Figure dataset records
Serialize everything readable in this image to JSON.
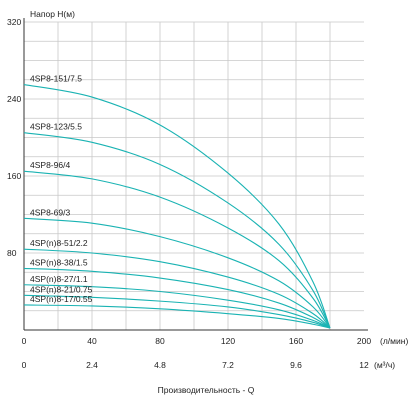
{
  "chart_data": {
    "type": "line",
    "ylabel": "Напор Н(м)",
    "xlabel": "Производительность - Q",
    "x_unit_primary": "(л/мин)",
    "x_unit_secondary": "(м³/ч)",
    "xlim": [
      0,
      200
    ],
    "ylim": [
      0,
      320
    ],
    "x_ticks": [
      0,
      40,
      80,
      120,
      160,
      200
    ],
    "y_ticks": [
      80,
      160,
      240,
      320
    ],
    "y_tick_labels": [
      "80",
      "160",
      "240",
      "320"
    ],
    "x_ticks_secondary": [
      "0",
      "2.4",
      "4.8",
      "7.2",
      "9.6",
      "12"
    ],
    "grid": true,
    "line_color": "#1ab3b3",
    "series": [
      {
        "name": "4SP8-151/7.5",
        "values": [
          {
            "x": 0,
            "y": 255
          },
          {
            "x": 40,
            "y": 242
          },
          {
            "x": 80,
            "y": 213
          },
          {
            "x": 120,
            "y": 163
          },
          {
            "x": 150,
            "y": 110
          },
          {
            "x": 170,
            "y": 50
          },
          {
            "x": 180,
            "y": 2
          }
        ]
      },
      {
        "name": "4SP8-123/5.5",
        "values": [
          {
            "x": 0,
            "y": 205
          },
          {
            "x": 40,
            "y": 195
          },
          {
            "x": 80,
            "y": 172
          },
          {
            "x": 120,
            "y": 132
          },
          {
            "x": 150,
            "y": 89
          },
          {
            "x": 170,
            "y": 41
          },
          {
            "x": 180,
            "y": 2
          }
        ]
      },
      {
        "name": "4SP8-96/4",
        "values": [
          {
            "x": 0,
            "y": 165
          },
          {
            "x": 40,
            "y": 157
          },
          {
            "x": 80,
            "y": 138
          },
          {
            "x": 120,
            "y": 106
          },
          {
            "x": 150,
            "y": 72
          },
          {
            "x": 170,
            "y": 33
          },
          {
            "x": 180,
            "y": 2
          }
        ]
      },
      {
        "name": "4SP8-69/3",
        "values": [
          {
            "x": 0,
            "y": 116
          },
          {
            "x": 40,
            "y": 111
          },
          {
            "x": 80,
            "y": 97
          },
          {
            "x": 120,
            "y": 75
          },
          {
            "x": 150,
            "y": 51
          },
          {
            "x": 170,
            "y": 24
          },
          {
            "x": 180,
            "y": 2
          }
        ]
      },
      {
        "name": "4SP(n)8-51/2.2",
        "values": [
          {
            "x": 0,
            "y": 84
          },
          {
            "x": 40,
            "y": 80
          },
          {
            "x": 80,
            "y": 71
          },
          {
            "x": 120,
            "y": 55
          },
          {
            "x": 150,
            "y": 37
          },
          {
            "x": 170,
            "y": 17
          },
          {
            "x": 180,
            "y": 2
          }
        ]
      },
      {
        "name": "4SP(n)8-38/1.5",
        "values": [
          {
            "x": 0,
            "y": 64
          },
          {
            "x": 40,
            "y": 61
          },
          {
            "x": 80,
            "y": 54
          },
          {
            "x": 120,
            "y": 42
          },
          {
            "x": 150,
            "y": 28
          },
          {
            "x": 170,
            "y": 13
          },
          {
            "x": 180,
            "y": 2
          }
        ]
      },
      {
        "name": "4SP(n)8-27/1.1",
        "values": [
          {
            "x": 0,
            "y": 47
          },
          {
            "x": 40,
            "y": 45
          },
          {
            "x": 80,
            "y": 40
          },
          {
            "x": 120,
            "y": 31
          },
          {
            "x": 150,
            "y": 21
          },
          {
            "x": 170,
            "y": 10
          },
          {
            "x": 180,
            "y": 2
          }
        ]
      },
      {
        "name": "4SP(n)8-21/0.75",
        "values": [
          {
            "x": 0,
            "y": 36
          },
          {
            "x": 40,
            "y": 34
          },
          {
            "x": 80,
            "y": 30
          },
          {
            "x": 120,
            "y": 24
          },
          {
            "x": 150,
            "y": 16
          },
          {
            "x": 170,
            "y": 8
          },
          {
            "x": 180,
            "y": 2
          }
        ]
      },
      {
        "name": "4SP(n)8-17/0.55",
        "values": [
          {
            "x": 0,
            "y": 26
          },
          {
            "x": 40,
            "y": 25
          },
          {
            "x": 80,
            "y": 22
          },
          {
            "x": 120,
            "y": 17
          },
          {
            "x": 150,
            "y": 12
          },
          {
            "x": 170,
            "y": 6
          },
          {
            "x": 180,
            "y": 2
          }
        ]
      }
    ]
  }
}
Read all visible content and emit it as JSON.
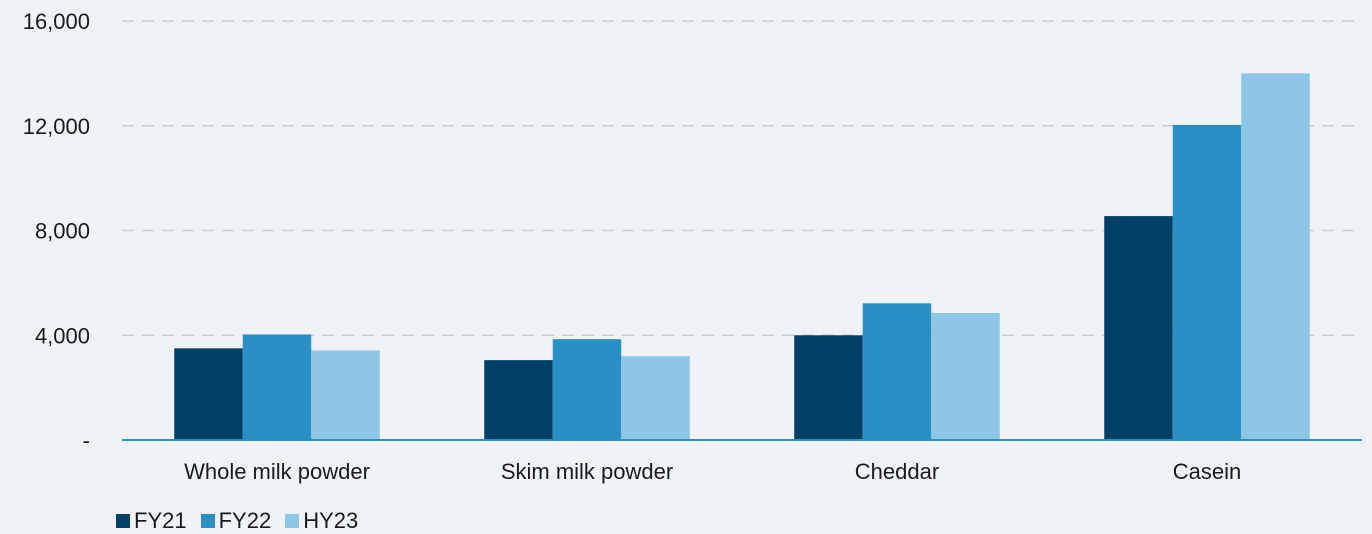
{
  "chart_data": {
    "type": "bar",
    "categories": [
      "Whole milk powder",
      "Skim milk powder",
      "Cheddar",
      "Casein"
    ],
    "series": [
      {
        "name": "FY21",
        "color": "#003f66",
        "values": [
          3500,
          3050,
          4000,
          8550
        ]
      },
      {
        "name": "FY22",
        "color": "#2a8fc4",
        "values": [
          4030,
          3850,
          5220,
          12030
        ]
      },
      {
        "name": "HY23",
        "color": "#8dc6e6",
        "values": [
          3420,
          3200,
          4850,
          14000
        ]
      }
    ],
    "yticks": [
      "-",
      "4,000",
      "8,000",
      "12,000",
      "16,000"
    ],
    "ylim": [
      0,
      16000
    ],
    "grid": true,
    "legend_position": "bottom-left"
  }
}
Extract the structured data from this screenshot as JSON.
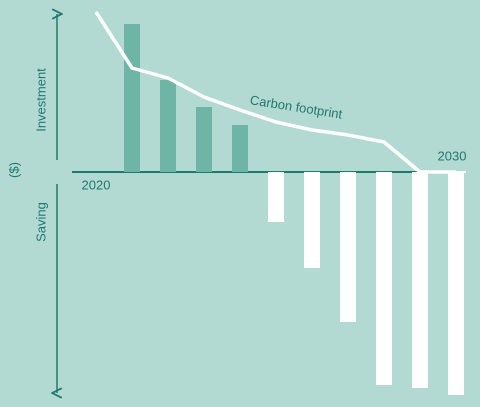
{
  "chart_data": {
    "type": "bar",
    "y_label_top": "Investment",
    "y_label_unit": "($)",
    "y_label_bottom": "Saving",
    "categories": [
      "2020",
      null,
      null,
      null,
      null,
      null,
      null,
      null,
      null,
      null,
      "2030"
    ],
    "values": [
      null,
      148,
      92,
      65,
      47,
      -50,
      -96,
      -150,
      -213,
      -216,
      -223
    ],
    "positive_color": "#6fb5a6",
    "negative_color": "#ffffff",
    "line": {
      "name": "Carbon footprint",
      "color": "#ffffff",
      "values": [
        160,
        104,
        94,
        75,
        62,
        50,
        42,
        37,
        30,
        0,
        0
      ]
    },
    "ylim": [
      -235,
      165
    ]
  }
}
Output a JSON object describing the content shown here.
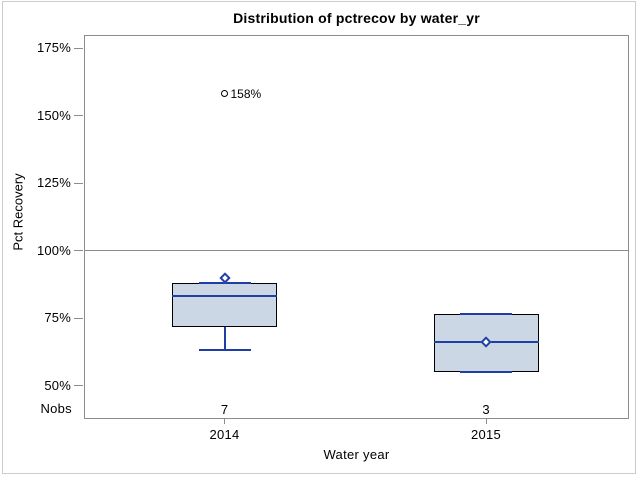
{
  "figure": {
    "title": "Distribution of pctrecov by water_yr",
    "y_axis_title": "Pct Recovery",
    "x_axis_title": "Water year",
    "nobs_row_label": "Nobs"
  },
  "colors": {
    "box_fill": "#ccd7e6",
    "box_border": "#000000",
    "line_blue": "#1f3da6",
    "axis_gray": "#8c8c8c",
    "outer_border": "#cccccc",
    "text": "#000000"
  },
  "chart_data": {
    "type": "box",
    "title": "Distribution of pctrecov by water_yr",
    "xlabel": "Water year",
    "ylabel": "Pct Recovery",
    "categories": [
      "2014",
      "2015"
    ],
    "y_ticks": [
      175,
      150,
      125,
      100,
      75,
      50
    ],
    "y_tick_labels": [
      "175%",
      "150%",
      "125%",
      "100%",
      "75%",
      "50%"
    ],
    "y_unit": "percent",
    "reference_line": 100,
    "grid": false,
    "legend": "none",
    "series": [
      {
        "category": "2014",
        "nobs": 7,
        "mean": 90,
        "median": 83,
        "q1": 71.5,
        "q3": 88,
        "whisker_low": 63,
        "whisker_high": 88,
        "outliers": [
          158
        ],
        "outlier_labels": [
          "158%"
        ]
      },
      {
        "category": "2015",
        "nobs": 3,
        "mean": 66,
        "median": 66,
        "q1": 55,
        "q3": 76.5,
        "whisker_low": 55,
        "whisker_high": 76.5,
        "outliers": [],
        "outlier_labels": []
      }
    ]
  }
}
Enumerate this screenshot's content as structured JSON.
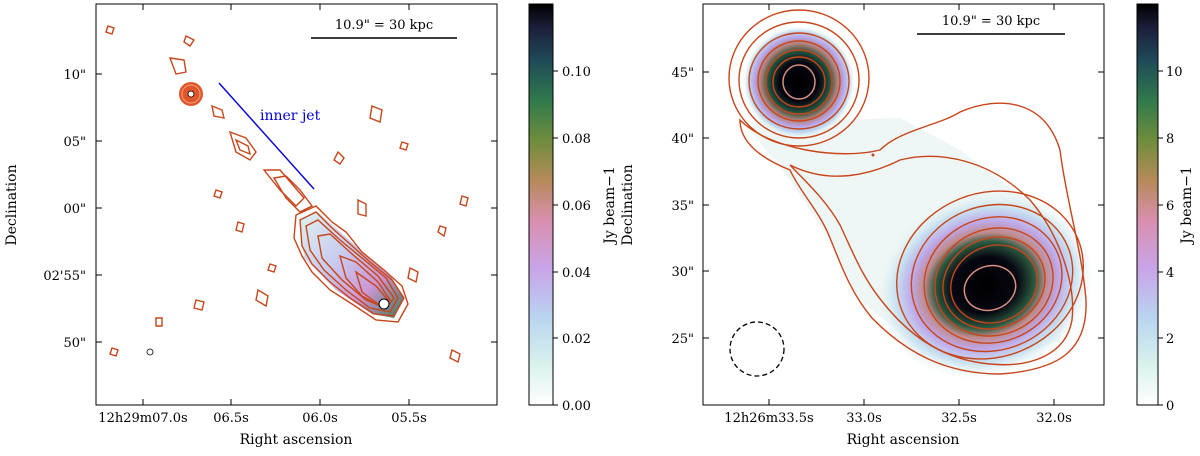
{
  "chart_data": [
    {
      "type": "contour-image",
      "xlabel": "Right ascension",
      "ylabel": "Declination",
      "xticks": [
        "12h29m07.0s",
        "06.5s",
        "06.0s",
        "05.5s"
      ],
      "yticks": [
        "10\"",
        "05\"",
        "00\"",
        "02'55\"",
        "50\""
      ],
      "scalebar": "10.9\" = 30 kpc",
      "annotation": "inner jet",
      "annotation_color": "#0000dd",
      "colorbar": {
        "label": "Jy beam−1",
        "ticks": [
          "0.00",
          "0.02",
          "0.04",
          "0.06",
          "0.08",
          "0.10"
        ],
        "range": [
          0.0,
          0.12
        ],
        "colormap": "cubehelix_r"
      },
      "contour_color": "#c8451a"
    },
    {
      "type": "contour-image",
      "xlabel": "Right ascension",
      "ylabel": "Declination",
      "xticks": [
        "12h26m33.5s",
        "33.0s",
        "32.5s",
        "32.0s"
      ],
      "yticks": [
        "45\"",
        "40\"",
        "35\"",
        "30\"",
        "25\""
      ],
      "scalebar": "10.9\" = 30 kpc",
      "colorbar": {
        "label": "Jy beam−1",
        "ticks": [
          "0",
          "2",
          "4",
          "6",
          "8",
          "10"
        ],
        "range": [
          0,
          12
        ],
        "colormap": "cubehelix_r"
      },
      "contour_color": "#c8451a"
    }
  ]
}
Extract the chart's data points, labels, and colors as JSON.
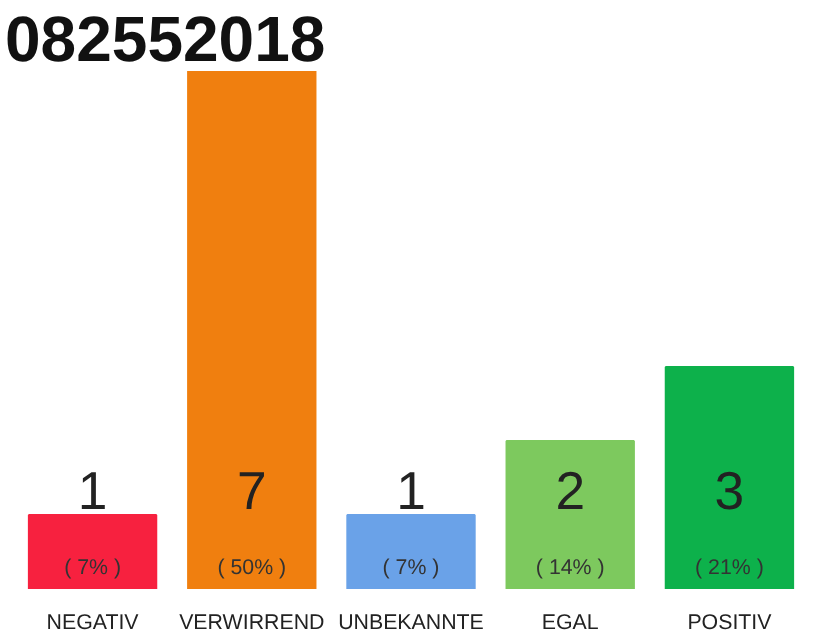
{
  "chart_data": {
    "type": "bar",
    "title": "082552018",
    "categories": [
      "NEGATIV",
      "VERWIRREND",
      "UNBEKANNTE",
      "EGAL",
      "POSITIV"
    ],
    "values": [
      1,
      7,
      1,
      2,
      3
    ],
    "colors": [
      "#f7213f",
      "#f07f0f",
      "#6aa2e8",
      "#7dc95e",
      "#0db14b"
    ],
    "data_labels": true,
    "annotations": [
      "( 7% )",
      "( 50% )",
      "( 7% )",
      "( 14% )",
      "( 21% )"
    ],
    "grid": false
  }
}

▶ _WORK TO COMPLETE_: Look through the entries above for the word "content". Copy every line where it shows up.

▶ _PROBLEM SOLUTION_:
Read all visible content and emit it as JSON.
Output a JSON object describing the content shown here.
Enumerate this screenshot's content as structured JSON.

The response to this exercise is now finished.